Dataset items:
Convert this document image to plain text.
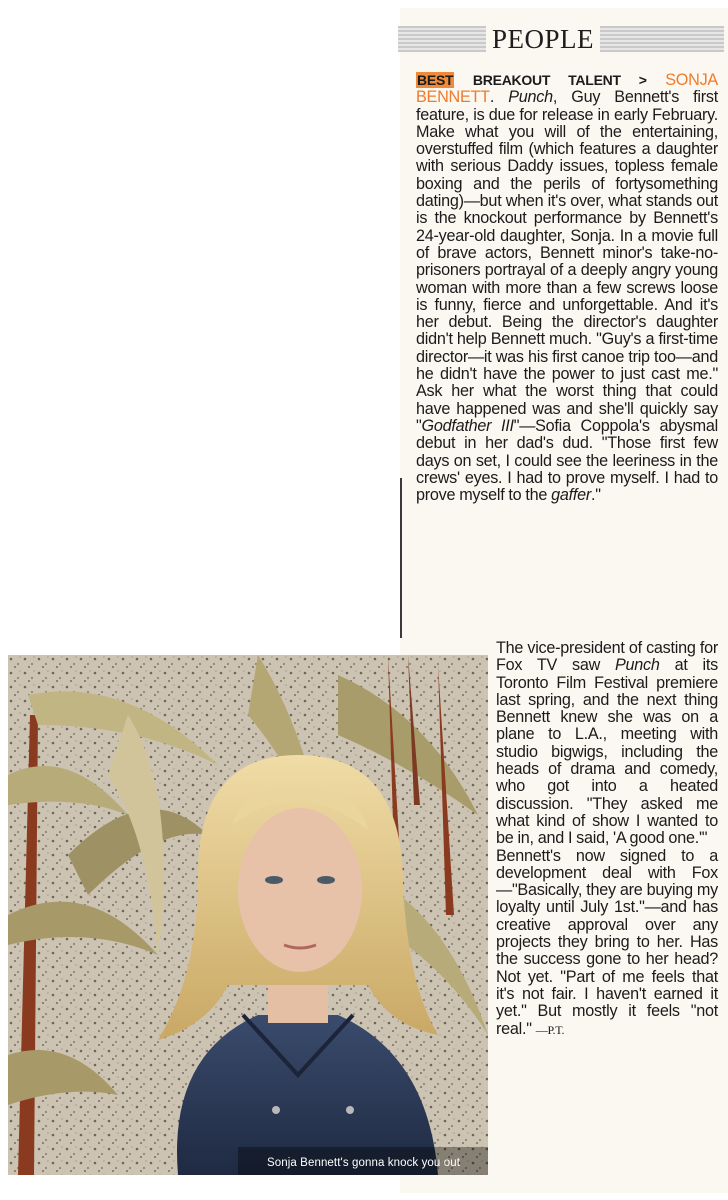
PEOPLE

BEST BREAKOUT TALENT > SONJA BENNETT. Punch, Guy Bennett's first feature, is due for release in early February. Make what you will of the entertaining, overstuffed film (which features a daughter with serious Daddy issues, topless female boxing and the perils of fortysomething dating)—but when it's over, what stands out is the knockout performance by Bennett's 24-year-old daughter, Sonja. In a movie full of brave actors, Bennett minor's take-no-prisoners portrayal of a deeply angry young woman with more than a few screws loose is funny, fierce and unforgettable. And it's her debut. Being the director's daughter didn't help Bennett much. "Guy's a first-time director—it was his first canoe trip too—and he didn't have the power to just cast me." Ask her what the worst thing that could have happened was and she'll quickly say "Godfather III"—Sofia Coppola's abysmal debut in her dad's dud. "Those first few days on set, I could see the leeriness in the crews' eyes. I had to prove myself. I had to prove myself to the gaffer."

The vice-president of casting for Fox TV saw Punch at its Toronto Film Festival premiere last spring, and the next thing Bennett knew she was on a plane to L.A., meeting with studio bigwigs, including the heads of drama and comedy, who got into a heated discussion. "They asked me what kind of show I wanted to be in, and I said, 'A good one.'"

Bennett's now signed to a development deal with Fox—"Basically, they are buying my loyalty until July 1st."—and has creative approval over any projects they bring to her. Has the success gone to her head? Not yet. "Part of me feels that it's not fair. I haven't earned it yet." But mostly it feels "not real." —P.T.

Sonja Bennett's gonna knock you out
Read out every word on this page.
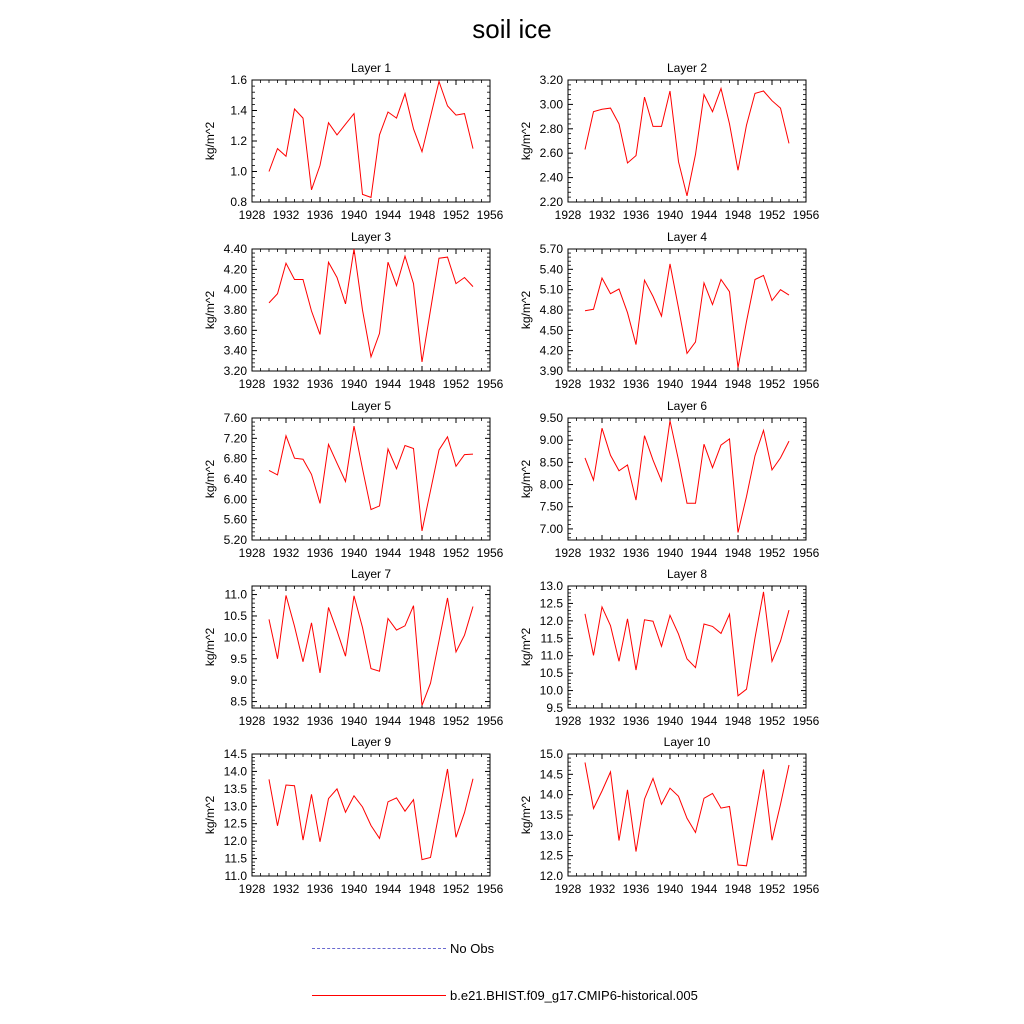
soil ice
Layer 1
1928 1932 1936 1940 1944 1948 1952 1956
0.8
1.0
1.2
1.4
1.6
kg/m^2
Layer 2
1928 1932 1936 1940 1944 1948 1952 1956
2.20
2.40
2.60
2.80
3.00
3.20
kg/m^2
Layer 3
1928 1932 1936 1940 1944 1948 1952 1956
3.20
3.40
3.60
3.80
4.00
4.20
4.40
kg/m^2
Layer 4
1928 1932 1936 1940 1944 1948 1952 1956
3.90
4.20
4.50
4.80
5.10
5.40
5.70
kg/m^2
Layer 5
1928 1932 1936 1940 1944 1948 1952 1956
5.20
5.60
6.00
6.40
6.80
7.20
7.60
kg/m^2
Layer 6
1928 1932 1936 1940 1944 1948 1952 1956
7.00
7.50
8.00
8.50
9.00
9.50
kg/m^2
Layer 7
1928 1932 1936 1940 1944 1948 1952 1956
8.5
9.0
9.5
10.0
10.5
11.0
kg/m^2
Layer 8
1928 1932 1936 1940 1944 1948 1952 1956
9.5
10.0
10.5
11.0
11.5
12.0
12.5
13.0
kg/m^2
Layer 9
1928 1932 1936 1940 1944 1948 1952 1956
11.0
11.5
12.0
12.5
13.0
13.5
14.0
14.5
kg/m^2
Layer 10
1928 1932 1936 1940 1944 1948 1952 1956
12.0
12.5
13.0
13.5
14.0
14.5
15.0
kg/m^2
No Obs
b.e21.BHIST.f09_g17.CMIP6-historical.005
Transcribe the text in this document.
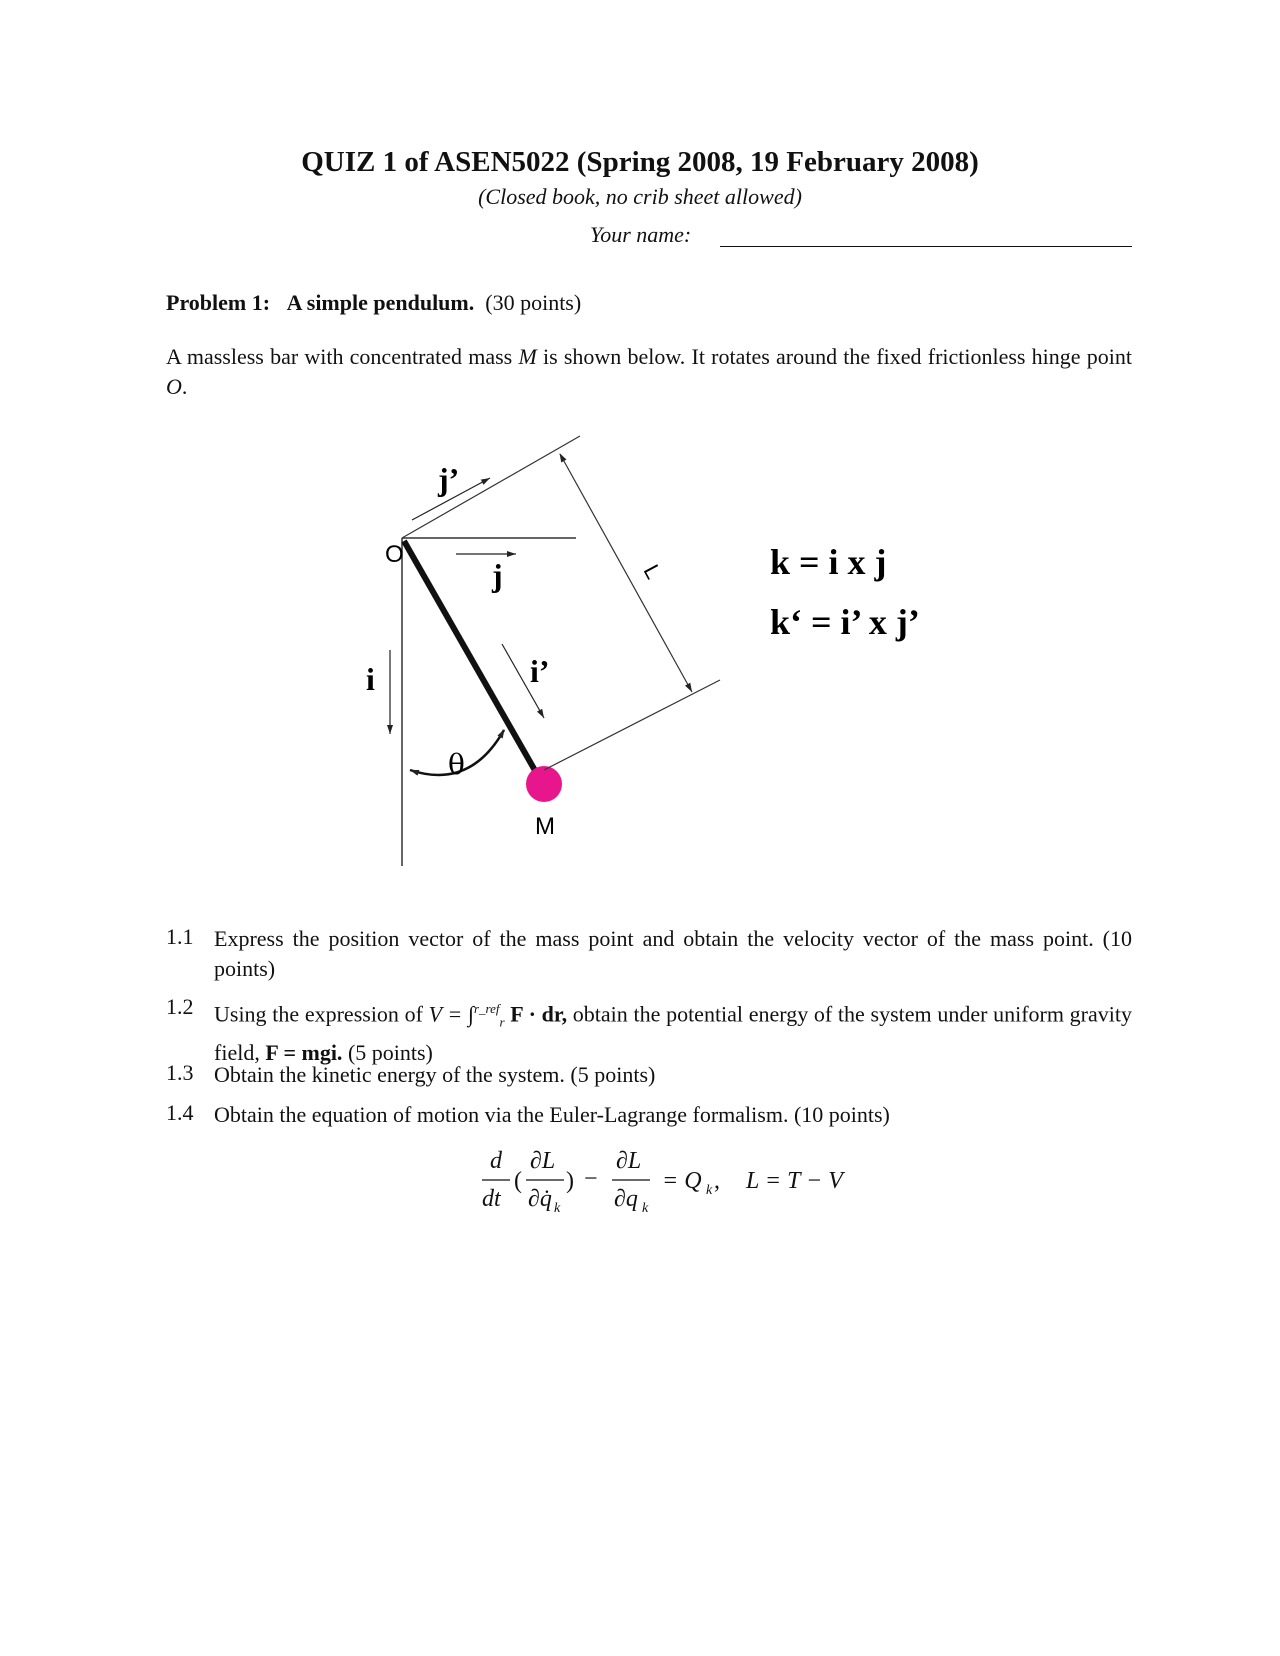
QUIZ 1 of ASEN5022 (Spring 2008, 19 February 2008)
(Closed book, no crib sheet allowed)
Your name:
Problem 1: A simple pendulum. (30 points)
A massless bar with concentrated mass M is shown below. It rotates around the fixed frictionless hinge point O.
O
j’
j
i	i’
θ
M
L	k = i x j
k‘ = i’ x j’
1.1 Express the position vector of the mass point and obtain the velocity vector of the mass point. (10 points)
1.2 Using the expression of V = ∫$^{r\_ref}_r$ F · dr, obtain the potential energy of the system under uniform gravity field, F = mgi. (5 points)
1.3 Obtain the kinetic energy of the system. (5 points)
1.4 Obtain the equation of motion via the Euler-Lagrange formalism. (10 points)
d
dt
(
∂L
∂q̇ k
) −
∂L
∂q k
= Q k , L = T − V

▶ _Your task_: Within the entries above, work out how many lines contain the word "points". The number alone is the answer.

▶ _The response_: 5